Copy the data below exactly.

===

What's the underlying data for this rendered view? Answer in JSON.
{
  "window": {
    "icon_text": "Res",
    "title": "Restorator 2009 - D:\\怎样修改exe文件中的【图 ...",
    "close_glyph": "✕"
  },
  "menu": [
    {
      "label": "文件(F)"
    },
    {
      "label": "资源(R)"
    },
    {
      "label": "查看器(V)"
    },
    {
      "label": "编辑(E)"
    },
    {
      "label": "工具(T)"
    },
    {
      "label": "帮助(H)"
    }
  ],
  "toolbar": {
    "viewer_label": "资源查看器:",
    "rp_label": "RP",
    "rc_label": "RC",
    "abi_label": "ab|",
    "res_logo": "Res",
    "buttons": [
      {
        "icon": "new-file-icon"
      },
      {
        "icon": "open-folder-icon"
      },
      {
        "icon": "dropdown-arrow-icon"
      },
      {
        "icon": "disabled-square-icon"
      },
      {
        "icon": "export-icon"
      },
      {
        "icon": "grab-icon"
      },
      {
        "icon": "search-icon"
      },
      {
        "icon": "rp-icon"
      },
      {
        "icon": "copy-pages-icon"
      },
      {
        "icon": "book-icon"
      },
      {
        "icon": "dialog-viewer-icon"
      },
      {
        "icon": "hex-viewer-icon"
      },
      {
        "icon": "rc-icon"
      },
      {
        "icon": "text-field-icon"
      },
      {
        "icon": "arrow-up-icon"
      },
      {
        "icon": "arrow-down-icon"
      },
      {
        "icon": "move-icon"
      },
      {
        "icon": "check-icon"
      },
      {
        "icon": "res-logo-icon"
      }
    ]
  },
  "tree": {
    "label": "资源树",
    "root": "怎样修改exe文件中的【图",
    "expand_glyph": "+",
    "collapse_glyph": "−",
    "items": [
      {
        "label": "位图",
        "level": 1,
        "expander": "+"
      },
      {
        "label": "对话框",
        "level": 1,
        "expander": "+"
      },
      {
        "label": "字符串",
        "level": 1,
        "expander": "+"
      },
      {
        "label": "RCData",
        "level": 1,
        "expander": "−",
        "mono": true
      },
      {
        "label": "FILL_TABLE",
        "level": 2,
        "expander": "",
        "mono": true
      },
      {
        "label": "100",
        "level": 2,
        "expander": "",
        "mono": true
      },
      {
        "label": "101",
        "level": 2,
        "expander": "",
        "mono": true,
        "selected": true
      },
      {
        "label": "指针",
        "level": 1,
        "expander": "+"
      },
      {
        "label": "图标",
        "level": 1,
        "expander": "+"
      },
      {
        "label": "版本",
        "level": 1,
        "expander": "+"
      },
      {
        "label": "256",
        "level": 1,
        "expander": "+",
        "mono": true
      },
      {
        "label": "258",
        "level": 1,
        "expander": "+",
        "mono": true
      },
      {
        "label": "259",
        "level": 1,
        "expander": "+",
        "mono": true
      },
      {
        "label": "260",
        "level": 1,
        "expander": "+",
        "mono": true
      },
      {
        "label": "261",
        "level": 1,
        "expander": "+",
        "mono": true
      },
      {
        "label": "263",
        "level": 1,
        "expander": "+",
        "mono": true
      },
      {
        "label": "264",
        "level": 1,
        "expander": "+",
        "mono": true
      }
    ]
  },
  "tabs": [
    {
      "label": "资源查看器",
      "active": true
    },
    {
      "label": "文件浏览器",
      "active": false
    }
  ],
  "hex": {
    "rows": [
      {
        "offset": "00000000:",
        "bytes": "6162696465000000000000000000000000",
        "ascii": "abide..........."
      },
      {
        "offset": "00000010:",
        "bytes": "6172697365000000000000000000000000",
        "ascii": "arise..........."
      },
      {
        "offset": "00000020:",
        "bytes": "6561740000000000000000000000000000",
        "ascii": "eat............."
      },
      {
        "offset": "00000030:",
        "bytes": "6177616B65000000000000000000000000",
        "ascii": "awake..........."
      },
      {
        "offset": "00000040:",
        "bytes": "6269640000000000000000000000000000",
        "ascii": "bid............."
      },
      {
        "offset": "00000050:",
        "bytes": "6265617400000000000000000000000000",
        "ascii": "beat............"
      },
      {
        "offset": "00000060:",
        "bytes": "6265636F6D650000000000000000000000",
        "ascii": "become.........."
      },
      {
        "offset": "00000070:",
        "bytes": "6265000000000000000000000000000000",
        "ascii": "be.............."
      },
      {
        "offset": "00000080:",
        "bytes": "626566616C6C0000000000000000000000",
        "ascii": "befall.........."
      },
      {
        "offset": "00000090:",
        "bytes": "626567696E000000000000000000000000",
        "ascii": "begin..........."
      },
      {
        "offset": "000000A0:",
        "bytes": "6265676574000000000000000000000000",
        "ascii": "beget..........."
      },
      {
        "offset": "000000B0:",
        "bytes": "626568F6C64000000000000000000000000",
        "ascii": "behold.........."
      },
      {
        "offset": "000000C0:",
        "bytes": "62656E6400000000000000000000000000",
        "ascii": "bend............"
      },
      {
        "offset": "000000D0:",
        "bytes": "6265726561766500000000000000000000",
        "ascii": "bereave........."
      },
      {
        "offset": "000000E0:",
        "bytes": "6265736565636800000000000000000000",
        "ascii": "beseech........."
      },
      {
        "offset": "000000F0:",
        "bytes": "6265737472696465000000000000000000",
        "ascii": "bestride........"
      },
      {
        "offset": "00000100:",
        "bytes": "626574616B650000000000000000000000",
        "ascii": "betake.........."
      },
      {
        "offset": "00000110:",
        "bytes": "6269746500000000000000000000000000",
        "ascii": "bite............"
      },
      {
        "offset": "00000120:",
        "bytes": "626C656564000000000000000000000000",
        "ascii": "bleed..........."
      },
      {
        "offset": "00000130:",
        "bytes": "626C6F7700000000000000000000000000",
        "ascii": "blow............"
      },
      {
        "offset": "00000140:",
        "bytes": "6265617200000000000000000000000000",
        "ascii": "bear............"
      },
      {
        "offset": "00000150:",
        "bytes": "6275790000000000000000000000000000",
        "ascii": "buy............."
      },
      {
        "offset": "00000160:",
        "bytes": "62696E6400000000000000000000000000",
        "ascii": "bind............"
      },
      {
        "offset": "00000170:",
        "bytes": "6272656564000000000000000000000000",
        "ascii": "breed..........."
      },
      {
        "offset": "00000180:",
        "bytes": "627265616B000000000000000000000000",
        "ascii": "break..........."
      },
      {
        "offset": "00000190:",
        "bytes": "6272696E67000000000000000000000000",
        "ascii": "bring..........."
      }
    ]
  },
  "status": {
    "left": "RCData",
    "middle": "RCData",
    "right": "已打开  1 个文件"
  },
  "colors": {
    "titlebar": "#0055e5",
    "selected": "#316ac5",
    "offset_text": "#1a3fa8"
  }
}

===

__OUTPUT FOR THIS EXERCISE__:
What's the underlying data for this rendered view? Answer in JSON.
{
  "window": {
    "icon_text": "Res",
    "title": "Restorator 2009 - D:\\怎样修改exe文件中的【图 ...",
    "close_glyph": "✕"
  },
  "menu": [
    {
      "label": "文件(F)"
    },
    {
      "label": "资源(R)"
    },
    {
      "label": "查看器(V)"
    },
    {
      "label": "编辑(E)"
    },
    {
      "label": "工具(T)"
    },
    {
      "label": "帮助(H)"
    }
  ],
  "toolbar": {
    "viewer_label": "资源查看器:",
    "rp_label": "RP",
    "rc_label": "RC",
    "abi_label": "ab|",
    "res_logo": "Res",
    "buttons": [
      {
        "icon": "new-file-icon"
      },
      {
        "icon": "open-folder-icon"
      },
      {
        "icon": "dropdown-arrow-icon"
      },
      {
        "icon": "disabled-square-icon"
      },
      {
        "icon": "export-icon"
      },
      {
        "icon": "grab-icon"
      },
      {
        "icon": "search-icon"
      },
      {
        "icon": "rp-icon"
      },
      {
        "icon": "copy-pages-icon"
      },
      {
        "icon": "book-icon"
      },
      {
        "icon": "dialog-viewer-icon"
      },
      {
        "icon": "hex-viewer-icon"
      },
      {
        "icon": "rc-icon"
      },
      {
        "icon": "text-field-icon"
      },
      {
        "icon": "arrow-up-icon"
      },
      {
        "icon": "arrow-down-icon"
      },
      {
        "icon": "move-icon"
      },
      {
        "icon": "check-icon"
      },
      {
        "icon": "res-logo-icon"
      }
    ]
  },
  "tree": {
    "label": "资源树",
    "root": "怎样修改exe文件中的【图",
    "expand_glyph": "+",
    "collapse_glyph": "−",
    "items": [
      {
        "label": "位图",
        "level": 1,
        "expander": "+"
      },
      {
        "label": "对话框",
        "level": 1,
        "expander": "+"
      },
      {
        "label": "字符串",
        "level": 1,
        "expander": "+"
      },
      {
        "label": "RCData",
        "level": 1,
        "expander": "−",
        "mono": true
      },
      {
        "label": "FILL_TABLE",
        "level": 2,
        "expander": "",
        "mono": true
      },
      {
        "label": "100",
        "level": 2,
        "expander": "",
        "mono": true
      },
      {
        "label": "101",
        "level": 2,
        "expander": "",
        "mono": true,
        "selected": true
      },
      {
        "label": "指针",
        "level": 1,
        "expander": "+"
      },
      {
        "label": "图标",
        "level": 1,
        "expander": "+"
      },
      {
        "label": "版本",
        "level": 1,
        "expander": "+"
      },
      {
        "label": "256",
        "level": 1,
        "expander": "+",
        "mono": true
      },
      {
        "label": "258",
        "level": 1,
        "expander": "+",
        "mono": true
      },
      {
        "label": "259",
        "level": 1,
        "expander": "+",
        "mono": true
      },
      {
        "label": "260",
        "level": 1,
        "expander": "+",
        "mono": true
      },
      {
        "label": "261",
        "level": 1,
        "expander": "+",
        "mono": true
      },
      {
        "label": "263",
        "level": 1,
        "expander": "+",
        "mono": true
      },
      {
        "label": "264",
        "level": 1,
        "expander": "+",
        "mono": true
      }
    ]
  },
  "tabs": [
    {
      "label": "资源查看器",
      "active": true
    },
    {
      "label": "文件浏览器",
      "active": false
    }
  ],
  "hex": {
    "rows": [
      {
        "offset": "00000000:",
        "bytes": "6162696465000000000000000000000000",
        "ascii": "abide..........."
      },
      {
        "offset": "00000010:",
        "bytes": "6172697365000000000000000000000000",
        "ascii": "arise..........."
      },
      {
        "offset": "00000020:",
        "bytes": "6561740000000000000000000000000000",
        "ascii": "eat............."
      },
      {
        "offset": "00000030:",
        "bytes": "6177616B65000000000000000000000000",
        "ascii": "awake..........."
      },
      {
        "offset": "00000040:",
        "bytes": "6269640000000000000000000000000000",
        "ascii": "bid............."
      },
      {
        "offset": "00000050:",
        "bytes": "6265617400000000000000000000000000",
        "ascii": "beat............"
      },
      {
        "offset": "00000060:",
        "bytes": "6265636F6D650000000000000000000000",
        "ascii": "become.........."
      },
      {
        "offset": "00000070:",
        "bytes": "6265000000000000000000000000000000",
        "ascii": "be.............."
      },
      {
        "offset": "00000080:",
        "bytes": "626566616C6C0000000000000000000000",
        "ascii": "befall.........."
      },
      {
        "offset": "00000090:",
        "bytes": "626567696E000000000000000000000000",
        "ascii": "begin..........."
      },
      {
        "offset": "000000A0:",
        "bytes": "6265676574000000000000000000000000",
        "ascii": "beget..........."
      },
      {
        "offset": "000000B0:",
        "bytes": "626568F6C64000000000000000000000000",
        "ascii": "behold.........."
      },
      {
        "offset": "000000C0:",
        "bytes": "62656E6400000000000000000000000000",
        "ascii": "bend............"
      },
      {
        "offset": "000000D0:",
        "bytes": "6265726561766500000000000000000000",
        "ascii": "bereave........."
      },
      {
        "offset": "000000E0:",
        "bytes": "6265736565636800000000000000000000",
        "ascii": "beseech........."
      },
      {
        "offset": "000000F0:",
        "bytes": "6265737472696465000000000000000000",
        "ascii": "bestride........"
      },
      {
        "offset": "00000100:",
        "bytes": "626574616B650000000000000000000000",
        "ascii": "betake.........."
      },
      {
        "offset": "00000110:",
        "bytes": "6269746500000000000000000000000000",
        "ascii": "bite............"
      },
      {
        "offset": "00000120:",
        "bytes": "626C656564000000000000000000000000",
        "ascii": "bleed..........."
      },
      {
        "offset": "00000130:",
        "bytes": "626C6F7700000000000000000000000000",
        "ascii": "blow............"
      },
      {
        "offset": "00000140:",
        "bytes": "6265617200000000000000000000000000",
        "ascii": "bear............"
      },
      {
        "offset": "00000150:",
        "bytes": "6275790000000000000000000000000000",
        "ascii": "buy............."
      },
      {
        "offset": "00000160:",
        "bytes": "62696E6400000000000000000000000000",
        "ascii": "bind............"
      },
      {
        "offset": "00000170:",
        "bytes": "6272656564000000000000000000000000",
        "ascii": "breed..........."
      },
      {
        "offset": "00000180:",
        "bytes": "627265616B000000000000000000000000",
        "ascii": "break..........."
      },
      {
        "offset": "00000190:",
        "bytes": "6272696E67000000000000000000000000",
        "ascii": "bring..........."
      }
    ]
  },
  "status": {
    "left": "RCData",
    "middle": "RCData",
    "right": "已打开  1 个文件"
  },
  "colors": {
    "titlebar": "#0055e5",
    "selected": "#316ac5",
    "offset_text": "#1a3fa8"
  }
}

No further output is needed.